Passage shown —
********

My medical school graduation – the happiest day of my life prior to seeing my chest post-op for the first time.

How to Pay for Gynecomastia Surgery if You’re Broke

When I first started my blog, I was at a low point in my life. I was struggling hard financially after moving out on my own. This was worsened when I found out that I could get surgery to fix the gynecomastia that I’ve had since childhood. Despite fixing a problem that has caused me years of anguish, the surgery wasn’t covered by insurance. After my first consultation with a surgeon, I was quoted $7275 for surgery and anesthesia. After leaving the clinic, I sat in my car and cried for nearly 30 minutes.

Later that day, I called my best friend for comfort. Even though I was ready to give up, he encouraged me to try to raise the money. Several of my other friends convinced me to do the same. I decided to listen to him and raise funds on my own. Shortly after this, I got a second opinion from a different plastic surgeon that quoted me $5900 and was rated higher than the surgeon I had seen previously. The second evaluation took place in early October and I had raised all the necessary funds by the end of December.

Here’s everything I did to raise $6000 in 2 months:

1. Used a Digital Fundraising Platform (GoFundMe)

I chose GoFundMe to collect donations. Before starting, I opened a new bank account for the funds. This kept my money separate from my regular finances. I could make payments for the surgery directly from this account.

There are many platforms for raising funds. GoFundMe, Donorbox, and Fundly are popular. You can also accept cash, checks, or e-transfers. But GoFundMe was easy for my friends to recognize and use.

If you want to know more about GoFundMe campaigns, I’d be happy to write about it!

2. Used Subtle Advertising Tricks While in Casual Conversation

Advertising your fundraiser is key to reaching your goal. I mentioned my campaign in casual conversations. This led to donations and questions about gyno.

********

Assigned task —
Please check whether each statement agrees with the post about paying for gynecomastia surgery. Answer yes or no, and quote the words from the post that decide it.
1. The second plastic surgeon was rated higher than the first one.
2. The donations went into the writer's regular bank account.
3. Insurance covered the surgery.

********

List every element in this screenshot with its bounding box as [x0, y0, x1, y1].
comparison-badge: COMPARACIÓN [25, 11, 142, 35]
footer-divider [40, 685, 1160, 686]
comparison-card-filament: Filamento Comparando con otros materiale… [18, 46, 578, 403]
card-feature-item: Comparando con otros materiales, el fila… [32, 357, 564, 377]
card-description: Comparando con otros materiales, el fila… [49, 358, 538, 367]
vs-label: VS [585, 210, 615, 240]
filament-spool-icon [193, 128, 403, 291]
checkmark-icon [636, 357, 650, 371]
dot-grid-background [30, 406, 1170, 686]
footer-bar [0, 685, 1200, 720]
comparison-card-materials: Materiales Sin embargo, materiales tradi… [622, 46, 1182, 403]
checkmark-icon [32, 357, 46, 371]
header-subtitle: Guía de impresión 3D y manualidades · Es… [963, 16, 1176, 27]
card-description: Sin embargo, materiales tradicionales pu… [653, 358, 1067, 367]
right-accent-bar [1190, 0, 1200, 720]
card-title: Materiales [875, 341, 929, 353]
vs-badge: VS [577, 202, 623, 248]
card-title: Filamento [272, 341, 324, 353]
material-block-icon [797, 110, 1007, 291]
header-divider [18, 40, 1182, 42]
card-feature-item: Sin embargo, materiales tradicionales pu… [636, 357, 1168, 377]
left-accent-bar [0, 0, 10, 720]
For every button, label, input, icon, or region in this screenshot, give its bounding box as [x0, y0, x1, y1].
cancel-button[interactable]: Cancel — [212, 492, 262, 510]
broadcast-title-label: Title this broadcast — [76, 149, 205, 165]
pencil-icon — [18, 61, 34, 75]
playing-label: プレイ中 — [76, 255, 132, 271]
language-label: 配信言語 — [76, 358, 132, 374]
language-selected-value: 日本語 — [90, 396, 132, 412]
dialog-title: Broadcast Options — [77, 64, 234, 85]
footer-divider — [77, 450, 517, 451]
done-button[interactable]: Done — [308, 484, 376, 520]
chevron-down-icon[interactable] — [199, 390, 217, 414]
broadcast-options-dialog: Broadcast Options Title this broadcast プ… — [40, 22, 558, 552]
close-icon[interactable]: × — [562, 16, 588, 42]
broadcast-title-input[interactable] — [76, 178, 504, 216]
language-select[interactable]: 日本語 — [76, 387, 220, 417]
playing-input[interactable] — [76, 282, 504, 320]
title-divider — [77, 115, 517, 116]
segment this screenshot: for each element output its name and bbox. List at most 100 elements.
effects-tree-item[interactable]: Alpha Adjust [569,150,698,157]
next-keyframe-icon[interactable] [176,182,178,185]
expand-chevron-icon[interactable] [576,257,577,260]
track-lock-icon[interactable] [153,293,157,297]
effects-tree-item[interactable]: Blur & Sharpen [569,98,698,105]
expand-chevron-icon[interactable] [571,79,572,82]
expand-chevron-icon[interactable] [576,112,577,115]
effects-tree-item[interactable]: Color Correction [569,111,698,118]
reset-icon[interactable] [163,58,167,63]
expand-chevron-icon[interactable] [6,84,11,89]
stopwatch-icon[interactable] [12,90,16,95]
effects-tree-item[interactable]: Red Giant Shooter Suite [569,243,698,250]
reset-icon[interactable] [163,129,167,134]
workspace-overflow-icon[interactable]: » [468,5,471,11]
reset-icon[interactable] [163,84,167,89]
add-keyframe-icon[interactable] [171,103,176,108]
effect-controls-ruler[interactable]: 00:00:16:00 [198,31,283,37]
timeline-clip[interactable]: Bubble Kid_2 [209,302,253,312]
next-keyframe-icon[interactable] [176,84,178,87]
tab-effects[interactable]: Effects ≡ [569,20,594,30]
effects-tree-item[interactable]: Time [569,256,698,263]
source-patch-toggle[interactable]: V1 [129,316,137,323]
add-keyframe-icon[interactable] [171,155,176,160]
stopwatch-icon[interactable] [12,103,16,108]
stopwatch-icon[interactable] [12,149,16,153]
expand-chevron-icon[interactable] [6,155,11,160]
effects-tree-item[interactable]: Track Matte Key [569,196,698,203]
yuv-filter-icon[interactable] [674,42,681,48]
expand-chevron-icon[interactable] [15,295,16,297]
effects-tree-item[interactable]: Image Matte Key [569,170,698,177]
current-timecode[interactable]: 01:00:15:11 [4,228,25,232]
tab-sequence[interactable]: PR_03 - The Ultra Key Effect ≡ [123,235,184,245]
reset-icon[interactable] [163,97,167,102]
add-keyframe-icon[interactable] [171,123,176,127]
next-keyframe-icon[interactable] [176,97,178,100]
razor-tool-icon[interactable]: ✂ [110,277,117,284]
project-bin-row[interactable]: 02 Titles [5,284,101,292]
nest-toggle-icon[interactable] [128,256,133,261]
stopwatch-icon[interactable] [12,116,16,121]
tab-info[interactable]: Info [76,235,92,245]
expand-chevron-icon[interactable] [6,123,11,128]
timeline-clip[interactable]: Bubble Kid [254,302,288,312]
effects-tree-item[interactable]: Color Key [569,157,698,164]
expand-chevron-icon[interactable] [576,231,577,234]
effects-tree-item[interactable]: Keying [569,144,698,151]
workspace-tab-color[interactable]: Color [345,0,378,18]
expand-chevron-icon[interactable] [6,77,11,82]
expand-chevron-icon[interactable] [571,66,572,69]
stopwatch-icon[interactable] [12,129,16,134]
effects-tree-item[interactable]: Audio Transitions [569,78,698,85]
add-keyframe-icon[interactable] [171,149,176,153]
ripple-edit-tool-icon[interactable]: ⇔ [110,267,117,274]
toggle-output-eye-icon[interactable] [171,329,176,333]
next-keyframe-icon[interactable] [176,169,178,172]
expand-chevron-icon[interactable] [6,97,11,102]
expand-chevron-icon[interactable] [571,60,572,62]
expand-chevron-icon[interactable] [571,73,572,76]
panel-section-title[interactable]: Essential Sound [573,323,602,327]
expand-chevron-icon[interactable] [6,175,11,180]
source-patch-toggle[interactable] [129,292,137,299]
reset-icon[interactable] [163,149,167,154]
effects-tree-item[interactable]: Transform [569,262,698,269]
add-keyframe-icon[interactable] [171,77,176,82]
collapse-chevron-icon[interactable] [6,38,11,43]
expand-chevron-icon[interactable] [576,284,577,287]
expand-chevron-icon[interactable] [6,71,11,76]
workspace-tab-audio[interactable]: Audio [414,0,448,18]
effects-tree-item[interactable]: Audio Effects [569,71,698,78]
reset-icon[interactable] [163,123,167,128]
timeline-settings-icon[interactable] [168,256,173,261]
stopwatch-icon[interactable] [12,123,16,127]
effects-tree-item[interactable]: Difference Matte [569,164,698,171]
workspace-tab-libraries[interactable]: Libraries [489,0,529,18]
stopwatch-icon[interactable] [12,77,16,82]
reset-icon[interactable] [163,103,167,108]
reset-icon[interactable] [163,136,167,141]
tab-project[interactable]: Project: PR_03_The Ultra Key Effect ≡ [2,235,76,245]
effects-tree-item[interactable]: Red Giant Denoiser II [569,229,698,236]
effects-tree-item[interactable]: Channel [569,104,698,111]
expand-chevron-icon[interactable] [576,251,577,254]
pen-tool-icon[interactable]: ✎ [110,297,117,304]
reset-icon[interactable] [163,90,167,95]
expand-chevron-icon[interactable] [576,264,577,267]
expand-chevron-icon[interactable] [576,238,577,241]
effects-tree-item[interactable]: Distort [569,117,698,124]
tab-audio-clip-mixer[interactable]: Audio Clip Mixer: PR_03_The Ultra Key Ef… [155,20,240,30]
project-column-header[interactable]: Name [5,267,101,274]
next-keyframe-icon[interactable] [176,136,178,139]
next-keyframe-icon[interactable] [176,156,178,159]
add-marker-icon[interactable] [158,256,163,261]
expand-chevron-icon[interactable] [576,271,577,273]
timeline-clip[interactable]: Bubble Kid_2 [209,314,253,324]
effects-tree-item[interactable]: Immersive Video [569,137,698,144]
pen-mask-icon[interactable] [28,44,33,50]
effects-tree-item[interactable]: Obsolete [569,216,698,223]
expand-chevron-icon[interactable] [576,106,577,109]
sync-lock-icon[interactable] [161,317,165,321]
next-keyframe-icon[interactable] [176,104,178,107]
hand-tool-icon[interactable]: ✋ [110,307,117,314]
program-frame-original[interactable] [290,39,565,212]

********

Task output —
1. Yes: "was rated higher than the surgeon I had seen previously"
2. No: "I opened a new bank account for the funds."
3. No: "the surgery wasn’t covered by insurance."